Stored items

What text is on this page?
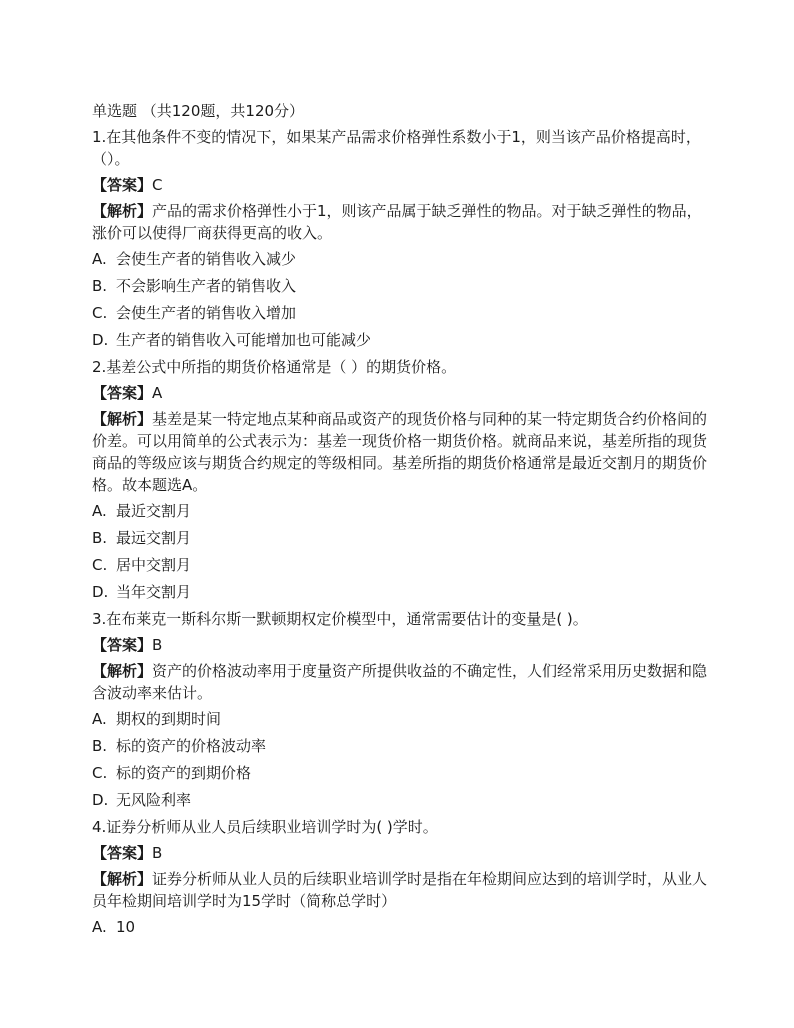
单选题 （共120题，共120分）
1.在其他条件不变的情况下，如果某产品需求价格弹性系数小于1，则当该产品价格提高时，（）。
【答案】C
【解析】产品的需求价格弹性小于1，则该产品属于缺乏弹性的物品。对于缺乏弹性的物品，涨价可以使得厂商获得更高的收入。
A. 会使生产者的销售收入减少
B. 不会影响生产者的销售收入
C. 会使生产者的销售收入增加
D. 生产者的销售收入可能增加也可能减少
2.基差公式中所指的期货价格通常是（ ）的期货价格。
【答案】A
【解析】基差是某一特定地点某种商品或资产的现货价格与同种的某一特定期货合约价格间的价差。可以用简单的公式表示为：基差一现货价格一期货价格。就商品来说，基差所指的现货商品的等级应该与期货合约规定的等级相同。基差所指的期货价格通常是最近交割月的期货价格。故本题选A。
A. 最近交割月
B. 最远交割月
C. 居中交割月
D. 当年交割月
3.在布莱克一斯科尔斯一默顿期权定价模型中，通常需要估计的变量是( )。
【答案】B
【解析】资产的价格波动率用于度量资产所提供收益的不确定性，人们经常采用历史数据和隐含波动率来估计。
A. 期权的到期时间
B. 标的资产的价格波动率
C. 标的资产的到期价格
D. 无风险利率
4.证券分析师从业人员后续职业培训学时为( )学时。
【答案】B
【解析】证券分析师从业人员的后续职业培训学时是指在年检期间应达到的培训学时，从业人员年检期间培训学时为15学时（简称总学时）
A. 10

## Exercise instructions
Leave out the pictures and repeat everything else in the records exactly.

## Answer to this problem
What text is on this page?
单选题 （共120题，共120分）
1.在其他条件不变的情况下，如果某产品需求价格弹性系数小于1，则当该产品价格提高时，（）。
【答案】C
【解析】产品的需求价格弹性小于1，则该产品属于缺乏弹性的物品。对于缺乏弹性的物品，涨价可以使得厂商获得更高的收入。
A. 会使生产者的销售收入减少
B. 不会影响生产者的销售收入
C. 会使生产者的销售收入增加
D. 生产者的销售收入可能增加也可能减少
2.基差公式中所指的期货价格通常是（ ）的期货价格。
【答案】A
【解析】基差是某一特定地点某种商品或资产的现货价格与同种的某一特定期货合约价格间的价差。可以用简单的公式表示为：基差一现货价格一期货价格。就商品来说，基差所指的现货商品的等级应该与期货合约规定的等级相同。基差所指的期货价格通常是最近交割月的期货价格。故本题选A。
A. 最近交割月
B. 最远交割月
C. 居中交割月
D. 当年交割月
3.在布莱克一斯科尔斯一默顿期权定价模型中，通常需要估计的变量是( )。
【答案】B
【解析】资产的价格波动率用于度量资产所提供收益的不确定性，人们经常采用历史数据和隐含波动率来估计。
A. 期权的到期时间
B. 标的资产的价格波动率
C. 标的资产的到期价格
D. 无风险利率
4.证券分析师从业人员后续职业培训学时为( )学时。
【答案】B
【解析】证券分析师从业人员的后续职业培训学时是指在年检期间应达到的培训学时，从业人员年检期间培训学时为15学时（简称总学时）
A. 10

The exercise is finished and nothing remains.